---------- Source extract ----------

The existing controversy around this topic is likely multifactorial and elements such as varying technique and laser settings, success criteria, study power, and clinical protocols can all influence findings. Predictive factors for SLT success is an increasingly important topic due to growing current interest in using SLT as a first line therapy11. The recent randomized large-scale multi-center trial comparing SLT to eye drops for first-line therapy of glaucoma and ocular hypertension (LiGHT trial) demonstrated 95% of eyes at target IOP at 36 months with only 6 IOP spikes in their 770 patients11,12. These high rates of SLT success compared to ours and other studies may reflect how treatment-naïve eyes may have a favorable response to laser trabeculoplasty improving TM outflow facility, and prior treatment with topical aqueous suppressants may reduce the natural capacity of the patients’ TM and physiologic outflow, thereby limited response to laser trabeculoplasty28. It may also be due to the flexible patient-specific definition of success used in that trial compared to our singular success criteria. Our success rate was consistent with other existing literature that included medically treated glaucoma that generally report rates from 15–66%29,30,31,32.

We also attempted to characterize predictive factors for postoperative IOP spikes. Of the patients in our study 5.1% (13/252) experienced a postoperative IOP spike >5 mmHg over baseline within 1 hours of treatment. None of the predictive factors we evaluated was associated with IOP spikes. Our rate of IOP spikes is also similar to existing literature including medically-controlled glaucoma patients in which spike rates are often 10% or less33,34,35. We found no other complications from the laser procedure and no patients had loss of vision of 2 Snellen lines or more at any point during 6 month follow-up.

While our sample size was greater than many studies on this topic, we are limited by the retrospective nature and the potential for unobserved confounders. Glaucoma patients were not randomly selected and those receiving laser treatment may had certain glaucoma characteristics compared to those managed on medications alone or by incisional surgery. Our sample group may not be generalizable to non-Caucasian ethnicities or types of glaucoma other than primary open-angle. Our conclusions for predictive factors for postoperative IOP spikes must also be interpreted with care given the small incidence number. We also had 54 patients who received bilateral treatment and a “crossover” effect on the contralateral eye is known to potentially result in a significant IOP reduction36,37. While this confounder is not eliminated, it was accounted for in statistical analysis. Additional prospective and randomized studies with a more diversified set of patients will help determine if theses baseline characteristics have the same role in predicting success in patients regardless of ethnicity or type of glaucoma.

----------

▶ **What is required**: In the SLT discussion above, how many patients received bilateral treatment?

---------- Dataset extract ----------

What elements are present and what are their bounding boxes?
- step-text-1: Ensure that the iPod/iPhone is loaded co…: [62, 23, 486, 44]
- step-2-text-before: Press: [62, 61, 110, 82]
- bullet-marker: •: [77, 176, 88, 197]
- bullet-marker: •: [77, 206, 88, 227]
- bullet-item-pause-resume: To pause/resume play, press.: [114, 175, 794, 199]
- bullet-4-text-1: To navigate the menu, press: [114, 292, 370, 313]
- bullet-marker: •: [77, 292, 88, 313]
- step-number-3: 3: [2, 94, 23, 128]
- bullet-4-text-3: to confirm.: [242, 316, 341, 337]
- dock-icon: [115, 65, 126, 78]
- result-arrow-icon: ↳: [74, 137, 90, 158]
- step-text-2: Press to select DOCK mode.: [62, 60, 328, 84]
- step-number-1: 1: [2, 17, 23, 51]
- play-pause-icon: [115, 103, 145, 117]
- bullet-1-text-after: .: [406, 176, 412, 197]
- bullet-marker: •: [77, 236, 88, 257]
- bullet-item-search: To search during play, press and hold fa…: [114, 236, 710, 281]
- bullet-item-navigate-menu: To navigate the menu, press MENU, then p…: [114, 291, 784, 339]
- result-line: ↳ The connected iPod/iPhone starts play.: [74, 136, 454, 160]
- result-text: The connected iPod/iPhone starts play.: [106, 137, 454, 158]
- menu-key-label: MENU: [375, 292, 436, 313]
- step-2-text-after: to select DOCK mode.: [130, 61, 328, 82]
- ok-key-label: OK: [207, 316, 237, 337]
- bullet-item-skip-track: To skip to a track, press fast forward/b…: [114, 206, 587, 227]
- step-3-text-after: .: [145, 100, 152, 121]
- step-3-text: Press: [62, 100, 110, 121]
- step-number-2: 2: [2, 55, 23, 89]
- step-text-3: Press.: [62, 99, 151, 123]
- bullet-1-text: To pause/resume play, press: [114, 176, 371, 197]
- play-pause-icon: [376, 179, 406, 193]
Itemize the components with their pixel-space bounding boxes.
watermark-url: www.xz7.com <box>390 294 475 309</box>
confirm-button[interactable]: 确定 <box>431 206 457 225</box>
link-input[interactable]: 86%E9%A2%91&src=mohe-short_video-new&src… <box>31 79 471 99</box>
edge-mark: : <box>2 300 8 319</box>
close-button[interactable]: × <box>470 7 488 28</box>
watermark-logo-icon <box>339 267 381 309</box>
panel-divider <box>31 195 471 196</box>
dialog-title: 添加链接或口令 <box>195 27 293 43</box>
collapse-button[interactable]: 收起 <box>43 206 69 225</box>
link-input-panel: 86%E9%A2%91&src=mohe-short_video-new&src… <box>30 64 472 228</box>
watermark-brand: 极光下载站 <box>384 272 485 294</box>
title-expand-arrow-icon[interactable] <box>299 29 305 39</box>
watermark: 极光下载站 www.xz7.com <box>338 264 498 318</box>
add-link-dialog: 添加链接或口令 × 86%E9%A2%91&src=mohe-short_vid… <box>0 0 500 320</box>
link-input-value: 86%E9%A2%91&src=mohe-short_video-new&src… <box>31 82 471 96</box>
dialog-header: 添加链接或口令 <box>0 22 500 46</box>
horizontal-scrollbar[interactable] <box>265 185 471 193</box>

----------

▶ **Task solution**: 54 patients received bilateral treatment.